**ÉNONCÉ:**
Répondez aux questions suivantes à partir de l'extrait de critique ci-dessous.
(a) Quelle période couvrent les 20 années au cours desquelles Eddie s'est retrouvé au cœur de la machine politique américaine ?
(b) Qu'est-ce qui, selon l'extrait, sauvera sans doute la vie d'Eddie ?
(c) Qui Aurelia repousse-t-elle une fois devenue veuve ?

**EXTRAIT DE PAGE:**
· · ·

En cela, Eddie lui, est l'afro-américain-type : historiquement, la communauté, lorsqu'elle a pu avoir une audience politique, a penché côté démocrate dans sa majorité. Mais, lorsqu'elle son influence s'est étendue, le vote noir s'est beaucoup plus également réparti, tandis que la frange contestataire se diluait, se divisait, s'affrontait, perdait de vue ses objectifs premiers (analyse très intéressante que fait Eddie dans le roman). Eddie, en cela, a suivi le déplacement de sa communauté.
Mais, tout en voulant toujours rester extérieur à ces questions qui ne l'intéressent pas, il s'est retrouvé au coeur de la machine politique américaine pendant ces 20 années, de Eisenhower à la démission de Nixon, en passant par les mandats démocrates, et pourtant si différents, de Kennedy et Johnson. Une machine que sa détermination à retrouver sa soeur va faire trembler, entraînant des réactions en chaîne de la part des différents camps (aux contours bien flous jusqu'au terme du livre).
Et, au final, c'est sans doute sa volonté à se tenir à l'écart de ces affaires peu reluisantes, qui lui sauvera la vie. Parce que ses nombreux ennemis auront compris que sa vocation est tout sauf celle d'un révolutionnaire ayant l'ambition de renverser les forces en place.
Aurelia, l'autre personnage central, elle aussi est remarquable. Elle est femme, d'abord. Or, en ces périodes où le mot émancipation prend son sens, tant pour les afro-américains que pour les femmes, elle en est une digne représentante. Le choix de son mariage relève sans doute d'une volonté première d'asseoir une position sociale, d'entrer vraiment dans cette Obscure Nation. Mais ensuite, c'est son intégrité qui frappe.
Les doutes qu'elle nourrit sur son époux la motive à se lancer dans une enquête parallèle à celle d'Eddie pour comprendre qui est vraiment Kevin Garland. Devenue veuve, mère de jeunes enfants, elle va prendre son indépendance, repoussant tous les prétendants, y compris Eddie, faisant fi de toutes les rumeurs mal intentionnées qui la viseront. A l'image de l'élite "harlémite" qui va se dissoudre au fur et à mesure de ces années dans la société américaine, Aurelia va peu à peu abandonner le décorum qui fut le sien pour revenir à une vie aisée mais aux aspirations plus simples, presque terre à terre.

· · ·

Enregistrements d'un jeu de données:
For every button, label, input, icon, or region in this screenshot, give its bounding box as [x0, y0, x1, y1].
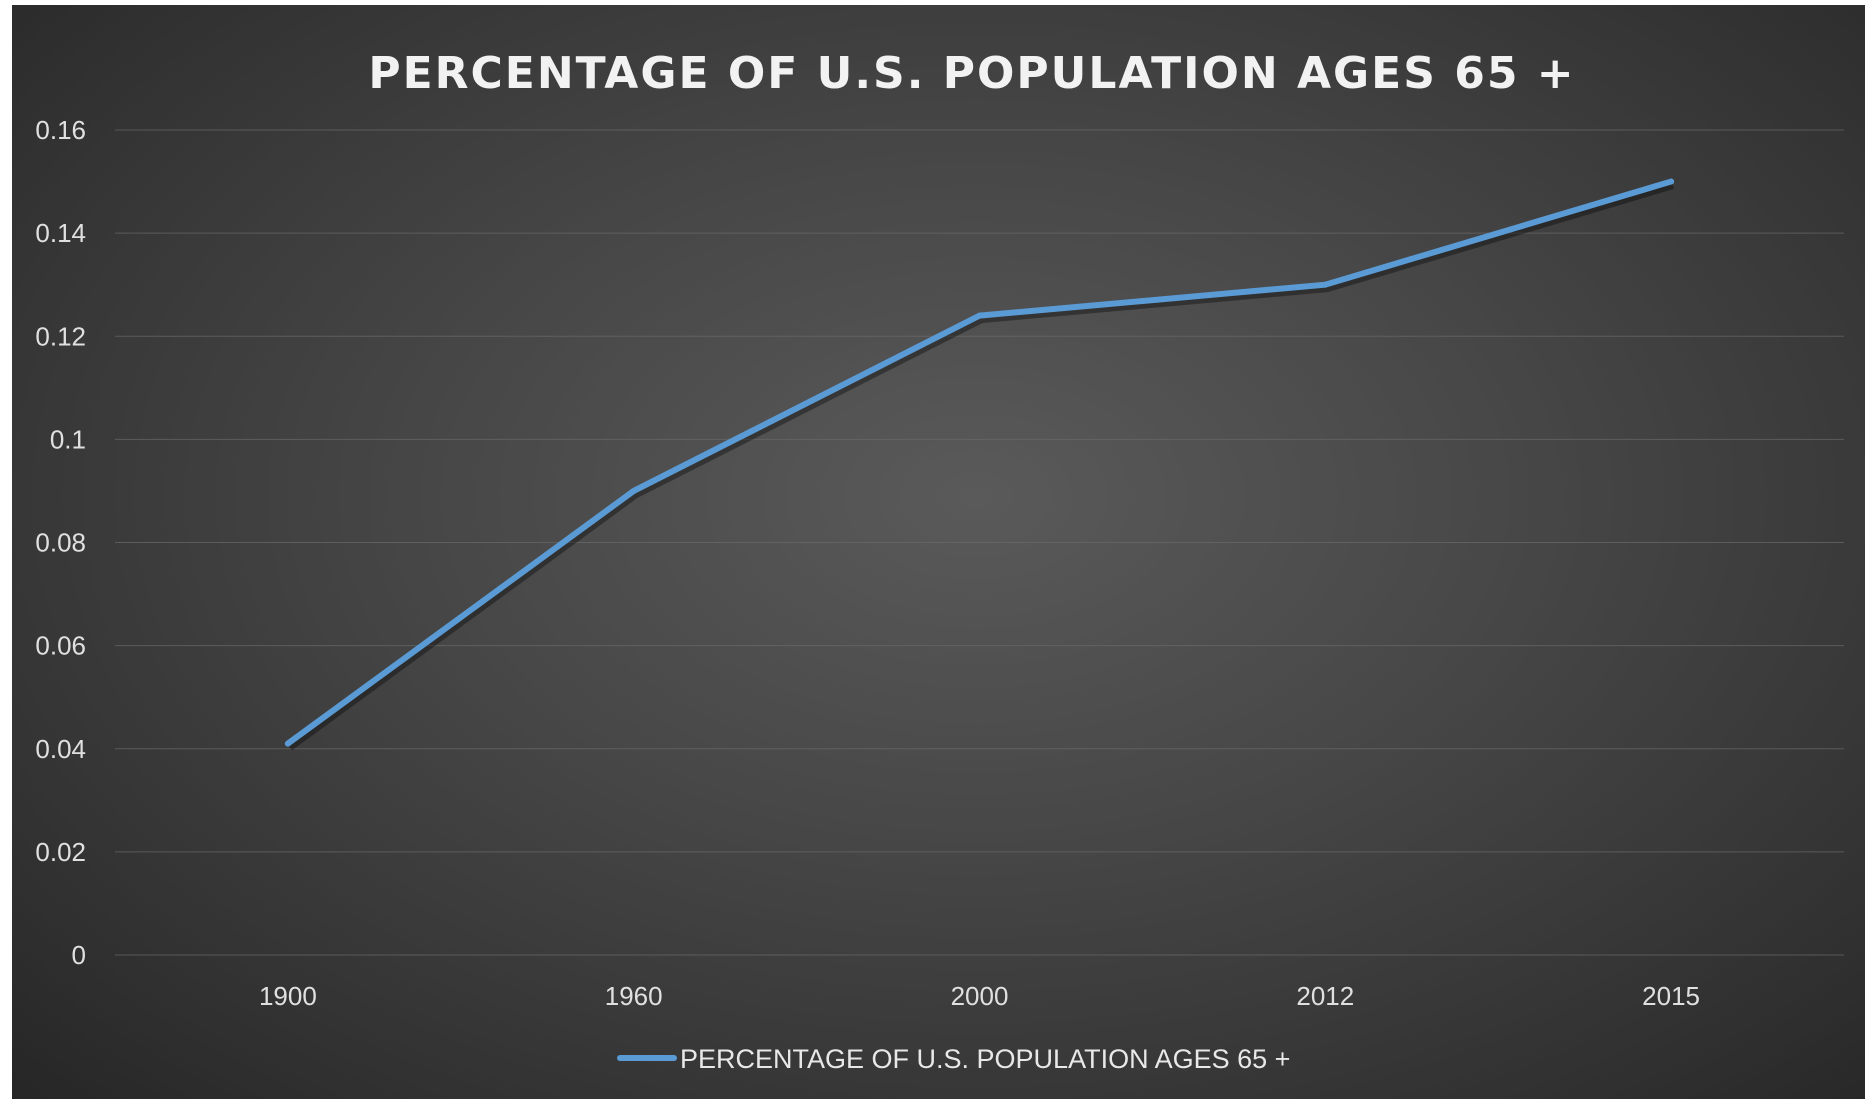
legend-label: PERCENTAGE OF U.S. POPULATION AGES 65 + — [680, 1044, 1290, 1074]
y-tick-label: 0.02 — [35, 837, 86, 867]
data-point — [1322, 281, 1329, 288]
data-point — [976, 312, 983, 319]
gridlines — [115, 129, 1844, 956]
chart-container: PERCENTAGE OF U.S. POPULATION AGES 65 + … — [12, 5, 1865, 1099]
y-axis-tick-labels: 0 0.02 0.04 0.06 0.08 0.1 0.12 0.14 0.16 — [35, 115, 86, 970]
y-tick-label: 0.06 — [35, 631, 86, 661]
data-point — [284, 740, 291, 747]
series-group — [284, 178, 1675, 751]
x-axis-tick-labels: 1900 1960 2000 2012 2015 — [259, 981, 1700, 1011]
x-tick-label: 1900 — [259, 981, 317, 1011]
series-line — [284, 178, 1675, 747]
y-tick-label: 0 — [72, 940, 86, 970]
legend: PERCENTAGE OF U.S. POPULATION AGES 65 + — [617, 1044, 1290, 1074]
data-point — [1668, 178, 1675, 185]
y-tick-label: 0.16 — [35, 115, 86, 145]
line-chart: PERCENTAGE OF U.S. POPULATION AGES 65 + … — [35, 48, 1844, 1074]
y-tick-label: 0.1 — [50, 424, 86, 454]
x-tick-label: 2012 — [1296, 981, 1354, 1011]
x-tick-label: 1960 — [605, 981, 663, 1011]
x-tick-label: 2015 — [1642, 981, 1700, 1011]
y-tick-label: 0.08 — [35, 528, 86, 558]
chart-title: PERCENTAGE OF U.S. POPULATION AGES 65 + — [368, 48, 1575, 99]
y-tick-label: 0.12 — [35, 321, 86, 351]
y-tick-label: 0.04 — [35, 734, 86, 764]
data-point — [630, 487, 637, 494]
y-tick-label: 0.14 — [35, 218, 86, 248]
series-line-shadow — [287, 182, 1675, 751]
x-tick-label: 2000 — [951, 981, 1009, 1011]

· · ·

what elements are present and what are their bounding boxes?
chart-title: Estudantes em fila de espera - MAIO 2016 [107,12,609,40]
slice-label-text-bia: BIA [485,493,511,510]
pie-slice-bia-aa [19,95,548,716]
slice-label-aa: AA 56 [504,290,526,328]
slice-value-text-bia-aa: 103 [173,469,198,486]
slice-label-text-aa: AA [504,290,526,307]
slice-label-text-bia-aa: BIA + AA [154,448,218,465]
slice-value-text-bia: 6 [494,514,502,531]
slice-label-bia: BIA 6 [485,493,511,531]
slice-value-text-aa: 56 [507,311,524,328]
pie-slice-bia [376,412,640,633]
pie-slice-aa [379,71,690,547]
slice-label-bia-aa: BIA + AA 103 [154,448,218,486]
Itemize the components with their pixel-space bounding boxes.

· · ·

**RÉSULTAT:**
(a) D'Eisenhower à la démission de Nixon, en passant par les mandats démocrates de Kennedy et Johnson.
(b) Sa volonté de se tenir à l'écart de ces affaires peu reluisantes.
(c) Tous les prétendants, y compris Eddie.